• SET TASK:
Output every line of the material below without changing it, and leave the pictures out.

• Dataset items:
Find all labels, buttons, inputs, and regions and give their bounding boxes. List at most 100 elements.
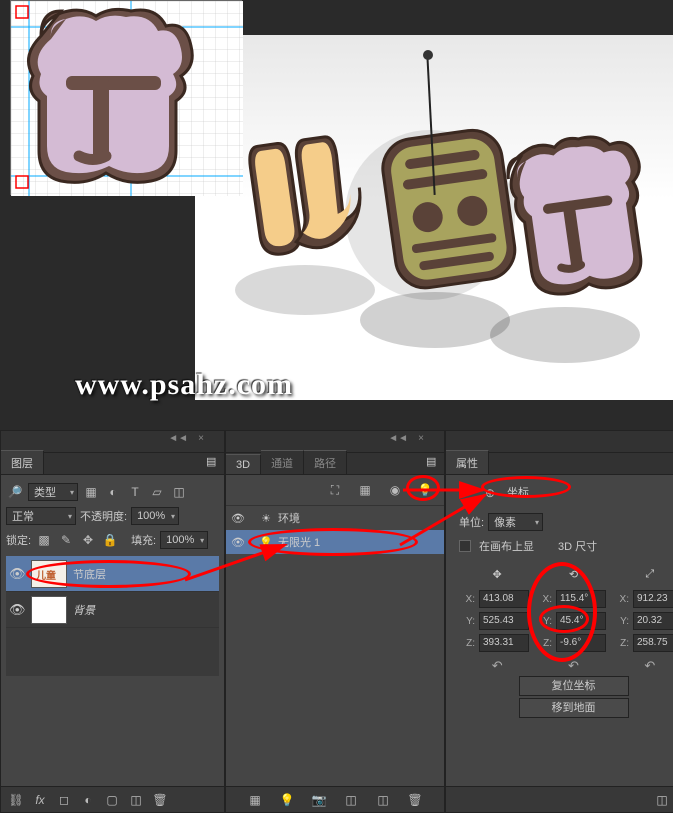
blend-mode-dropdown[interactable]: 正常 [6,507,76,525]
light-props-icon[interactable]: ☀ [455,484,473,502]
panel-menu-icon[interactable]: ▤ [426,455,440,469]
fill-input[interactable]: 100% [160,531,208,549]
bulb-icon: 💡 [258,536,274,549]
fx-icon[interactable]: fx [31,791,49,809]
light-handle[interactable] [423,50,433,60]
reset-pos-icon[interactable]: ↶ [492,658,503,674]
filter-type-text-icon[interactable]: T [126,483,144,501]
canvas-label: 在画布上显 [479,538,534,554]
unit-dropdown[interactable]: 像素 [488,513,543,531]
tab-layers[interactable]: 图层 [1,450,44,474]
visibility-icon[interactable]: 👁 [230,512,246,525]
adjustment-icon[interactable]: ◐ [79,791,97,809]
visibility-icon[interactable]: 👁 [230,536,246,549]
tab-properties[interactable]: 属性 [446,450,489,474]
visibility-icon[interactable]: 👁 [9,602,25,618]
item-name: 环境 [278,510,300,526]
navigator-thumbnail[interactable] [10,0,242,195]
fill-label: 填充: [131,532,156,548]
layer-item-active[interactable]: 👁 儿童 节底层 [6,556,219,592]
props-footer: ◫ 🗑 [446,786,673,812]
rx-label: X: [536,594,554,605]
opacity-input[interactable]: 100% [131,507,179,525]
rot-x-input[interactable]: 115.4° [556,590,606,608]
pos-y-input[interactable]: 525.43 [479,612,529,630]
reset-rot-icon[interactable]: ↶ [568,658,579,674]
3d-tabs: 3D 通道 路径 ▤ [226,453,444,475]
visibility-icon[interactable]: 👁 [9,566,25,582]
tab-paths[interactable]: 路径 [304,450,347,474]
filter-adjust-icon[interactable]: ◐ [104,483,122,501]
delete-icon[interactable]: 🗑 [151,791,169,809]
lock-move-icon[interactable]: ✥ [79,531,97,549]
coord-tab-label[interactable]: 坐标 [507,484,529,502]
link-icon[interactable]: ⛓ [7,791,25,809]
scene-icon[interactable]: ▦ [246,791,264,809]
3d-viewport[interactable] [195,35,673,400]
layer-name[interactable]: 节底层 [73,566,106,582]
unit-label: 单位: [459,514,484,530]
scale-x-input[interactable]: 912.23 [633,590,673,608]
filter-mesh-icon[interactable]: ▦ [356,481,374,499]
filter-pixel-icon[interactable]: ▦ [82,483,100,501]
properties-panel: × 属性 ▤ ☀ ⊕ 坐标 单位: 像素 在画布上显 3D [445,430,673,813]
scale-z-input[interactable]: 258.75 [633,634,673,652]
filter-type-dropdown[interactable]: 类型 [28,483,78,501]
rot-y-input[interactable]: 45.4° [556,612,606,630]
group-icon[interactable]: ▢ [103,791,121,809]
tab-channels[interactable]: 通道 [261,450,304,474]
opacity-label: 不透明度: [80,508,127,524]
filter-material-icon[interactable]: ◉ [386,481,404,499]
layer-item-bg[interactable]: 👁 背景 [6,592,219,628]
scale-y-input[interactable]: 20.32 [633,612,673,630]
lock-transparent-icon[interactable]: ▩ [35,531,53,549]
watermark-text: www.psahz.com [75,368,293,402]
layer-name[interactable]: 背景 [73,602,95,618]
light-new-icon[interactable]: 💡 [278,791,296,809]
3d-item-environment[interactable]: 👁 ☀ 环境 [226,506,444,530]
sy-label: Y: [613,616,631,627]
sz-label: Z: [613,638,631,649]
coord-inputs: X: 413.08 X: 115.4° X: 912.23 Y: 525.43 … [459,590,673,652]
mask-icon[interactable]: ◻ [55,791,73,809]
pos-z-input[interactable]: 393.31 [479,634,529,652]
delete-3d-icon[interactable]: 🗑 [406,791,424,809]
move-tool-icon[interactable]: ✥ [485,564,509,584]
layers-tabs: 图层 ▤ [1,453,224,475]
new-layer-icon[interactable]: ◫ [127,791,145,809]
collapse-icon[interactable]: ◄◄ [388,433,408,444]
3d-panel-body: ⛶ ▦ ◉ 💡 👁 ☀ 环境 👁 💡 无限光 1 [226,475,444,786]
filter-scene-icon[interactable]: ⛶ [326,481,344,499]
reset-scale-icon[interactable]: ↶ [644,658,655,674]
camera-icon[interactable]: 📷 [310,791,328,809]
lock-all-icon[interactable]: 🔒 [101,531,119,549]
layers-footer: ⛓ fx ◻ ◐ ▢ ◫ 🗑 [1,786,224,812]
collapse-icon[interactable]: ◄◄ [168,433,188,444]
filter-shape-icon[interactable]: ▱ [148,483,166,501]
render-icon[interactable]: ◫ [653,791,671,809]
sun-icon: ☀ [258,512,274,525]
rot-z-input[interactable]: -9.6° [556,634,606,652]
filter-light-icon[interactable]: 💡 [416,481,434,499]
size-label: 3D 尺寸 [558,538,597,554]
scale-tool-icon[interactable]: ⤢ [638,564,662,584]
layer-thumbnail[interactable] [31,596,67,624]
coord-icon[interactable]: ⊕ [481,484,499,502]
pos-x-input[interactable]: 413.08 [479,590,529,608]
close-icon[interactable]: × [418,433,424,444]
rotate-tool-icon[interactable]: ⟲ [561,564,585,584]
tab-3d[interactable]: 3D [226,454,261,474]
reset-coords-button[interactable]: 复位坐标 [519,676,629,696]
render-icon[interactable]: ◫ [342,791,360,809]
filter-smart-icon[interactable]: ◫ [170,483,188,501]
move-to-ground-button[interactable]: 移到地面 [519,698,629,718]
3d-item-infinite-light[interactable]: 👁 💡 无限光 1 [226,530,444,554]
3d-footer: ▦ 💡 📷 ◫ ◫ 🗑 [226,786,444,812]
filter-icon[interactable]: 🔎 [6,483,24,501]
canvas-checkbox[interactable] [459,540,471,552]
layer-thumbnail[interactable]: 儿童 [31,560,67,588]
new-3d-icon[interactable]: ◫ [374,791,392,809]
lock-brush-icon[interactable]: ✎ [57,531,75,549]
close-icon[interactable]: × [198,433,204,444]
panel-menu-icon[interactable]: ▤ [206,455,220,469]
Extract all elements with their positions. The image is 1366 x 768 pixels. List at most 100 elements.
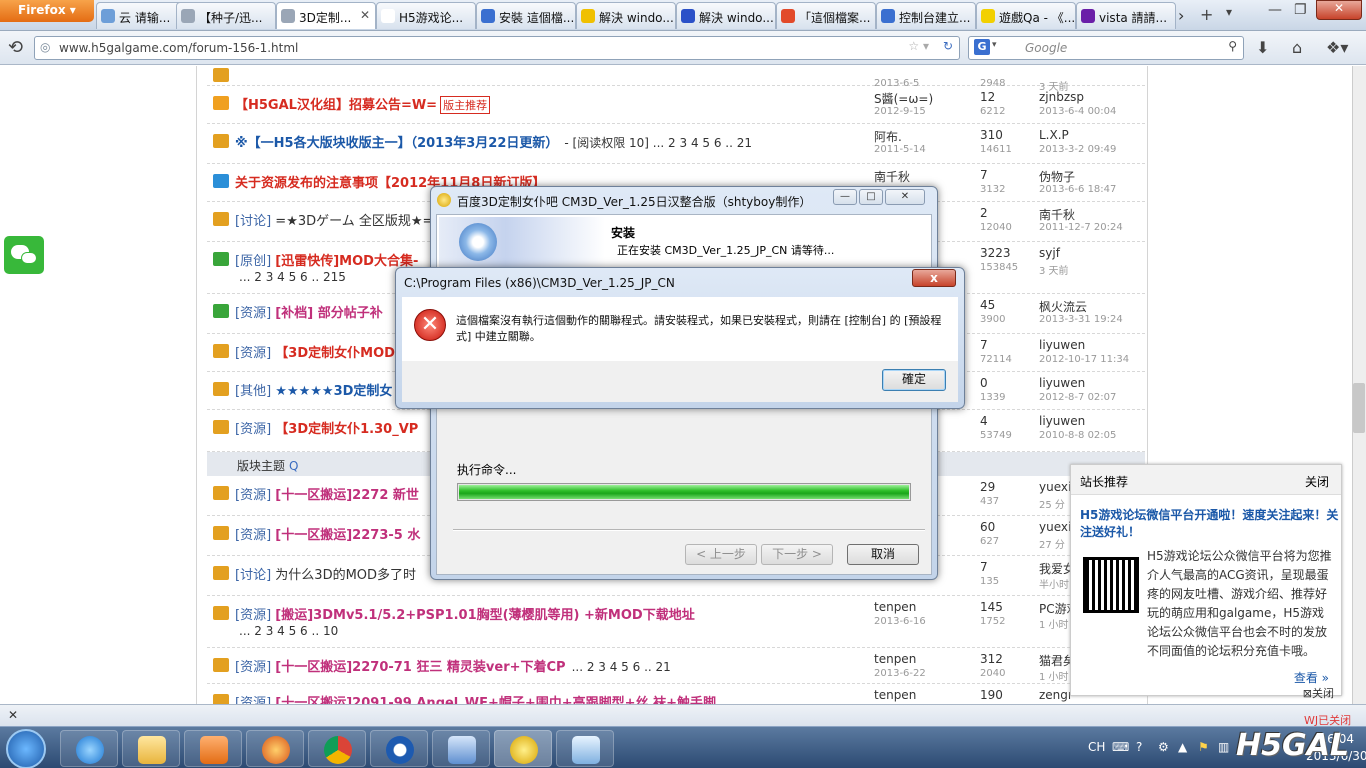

• EXERCISE RESPONSE:
Find all labels, buttons, inputs, and regions and give their bounding boxes. List at most 100 elements.
blend-mode-dropdown[interactable]: 正常 [6,507,76,525]
light-props-icon[interactable]: ☀ [455,484,473,502]
panel-menu-icon[interactable]: ▤ [426,455,440,469]
fill-input[interactable]: 100% [160,531,208,549]
bulb-icon: 💡 [258,536,274,549]
fx-icon[interactable]: fx [31,791,49,809]
light-handle[interactable] [423,50,433,60]
reset-pos-icon[interactable]: ↶ [492,658,503,674]
filter-type-text-icon[interactable]: T [126,483,144,501]
canvas-label: 在画布上显 [479,538,534,554]
unit-dropdown[interactable]: 像素 [488,513,543,531]
tab-layers[interactable]: 图层 [1,450,44,474]
visibility-icon[interactable]: 👁 [230,512,246,525]
adjustment-icon[interactable]: ◐ [79,791,97,809]
visibility-icon[interactable]: 👁 [230,536,246,549]
tab-properties[interactable]: 属性 [446,450,489,474]
visibility-icon[interactable]: 👁 [9,602,25,618]
item-name: 环境 [278,510,300,526]
navigator-thumbnail[interactable] [10,0,242,195]
fill-label: 填充: [131,532,156,548]
layer-item-active[interactable]: 👁 儿童 节底层 [6,556,219,592]
props-footer: ◫ 🗑 [446,786,673,812]
rx-label: X: [536,594,554,605]
opacity-input[interactable]: 100% [131,507,179,525]
rot-x-input[interactable]: 115.4° [556,590,606,608]
pos-y-input[interactable]: 525.43 [479,612,529,630]
reset-rot-icon[interactable]: ↶ [568,658,579,674]
3d-tabs: 3D 通道 路径 ▤ [226,453,444,475]
visibility-icon[interactable]: 👁 [9,566,25,582]
tab-paths[interactable]: 路径 [304,450,347,474]
filter-adjust-icon[interactable]: ◐ [104,483,122,501]
delete-icon[interactable]: 🗑 [151,791,169,809]
lock-move-icon[interactable]: ✥ [79,531,97,549]
coord-tab-label[interactable]: 坐标 [507,484,529,502]
link-icon[interactable]: ⛓ [7,791,25,809]
scene-icon[interactable]: ▦ [246,791,264,809]
3d-viewport[interactable] [195,35,673,400]
layer-name[interactable]: 节底层 [73,566,106,582]
unit-label: 单位: [459,514,484,530]
scale-x-input[interactable]: 912.23 [633,590,673,608]
filter-mesh-icon[interactable]: ▦ [356,481,374,499]
filter-pixel-icon[interactable]: ▦ [82,483,100,501]
properties-panel: × 属性 ▤ ☀ ⊕ 坐标 单位: 像素 在画布上显 3D [445,430,673,813]
scale-z-input[interactable]: 258.75 [633,634,673,652]
filter-type-dropdown[interactable]: 类型 [28,483,78,501]
rot-y-input[interactable]: 45.4° [556,612,606,630]
group-icon[interactable]: ▢ [103,791,121,809]
tab-channels[interactable]: 通道 [261,450,304,474]
opacity-label: 不透明度: [80,508,127,524]
filter-material-icon[interactable]: ◉ [386,481,404,499]
layer-item-bg[interactable]: 👁 背景 [6,592,219,628]
scale-y-input[interactable]: 20.32 [633,612,673,630]
lock-transparent-icon[interactable]: ▩ [35,531,53,549]
watermark-text: www.psahz.com [75,368,293,402]
layer-name[interactable]: 背景 [73,602,95,618]
light-new-icon[interactable]: 💡 [278,791,296,809]
3d-item-environment[interactable]: 👁 ☀ 环境 [226,506,444,530]
sy-label: Y: [613,616,631,627]
sz-label: Z: [613,638,631,649]
coord-inputs: X: 413.08 X: 115.4° X: 912.23 Y: 525.43 … [459,590,673,652]
mask-icon[interactable]: ◻ [55,791,73,809]
pos-z-input[interactable]: 393.31 [479,634,529,652]
delete-3d-icon[interactable]: 🗑 [406,791,424,809]
move-tool-icon[interactable]: ✥ [485,564,509,584]
layers-tabs: 图层 ▤ [1,453,224,475]
new-layer-icon[interactable]: ◫ [127,791,145,809]
collapse-icon[interactable]: ◄◄ [388,433,408,444]
3d-panel-body: ⛶ ▦ ◉ 💡 👁 ☀ 环境 👁 💡 无限光 1 [226,475,444,786]
filter-scene-icon[interactable]: ⛶ [326,481,344,499]
reset-scale-icon[interactable]: ↶ [644,658,655,674]
camera-icon[interactable]: 📷 [310,791,328,809]
lock-all-icon[interactable]: 🔒 [101,531,119,549]
layers-footer: ⛓ fx ◻ ◐ ▢ ◫ 🗑 [1,786,224,812]
collapse-icon[interactable]: ◄◄ [168,433,188,444]
filter-shape-icon[interactable]: ▱ [148,483,166,501]
render-icon[interactable]: ◫ [653,791,671,809]
sun-icon: ☀ [258,512,274,525]
rot-z-input[interactable]: -9.6° [556,634,606,652]
filter-light-icon[interactable]: 💡 [416,481,434,499]
size-label: 3D 尺寸 [558,538,597,554]
scale-tool-icon[interactable]: ⤢ [638,564,662,584]
layer-thumbnail[interactable] [31,596,67,624]
coord-icon[interactable]: ⊕ [481,484,499,502]
pos-x-input[interactable]: 413.08 [479,590,529,608]
close-icon[interactable]: × [418,433,424,444]
rotate-tool-icon[interactable]: ⟲ [561,564,585,584]
tab-3d[interactable]: 3D [226,454,261,474]
reset-coords-button[interactable]: 复位坐标 [519,676,629,696]
render-icon[interactable]: ◫ [342,791,360,809]
filter-smart-icon[interactable]: ◫ [170,483,188,501]
move-to-ground-button[interactable]: 移到地面 [519,698,629,718]
3d-item-infinite-light[interactable]: 👁 💡 无限光 1 [226,530,444,554]
3d-footer: ▦ 💡 📷 ◫ ◫ 🗑 [226,786,444,812]
filter-icon[interactable]: 🔎 [6,483,24,501]
canvas-checkbox[interactable] [459,540,471,552]
layer-thumbnail[interactable]: 儿童 [31,560,67,588]
new-3d-icon[interactable]: ◫ [374,791,392,809]
lock-brush-icon[interactable]: ✎ [57,531,75,549]
close-icon[interactable]: × [198,433,204,444]
panel-menu-icon[interactable]: ▤ [206,455,220,469]
Extract all elements with their positions. The image is 1366 x 768 pixels. List at most 100 elements.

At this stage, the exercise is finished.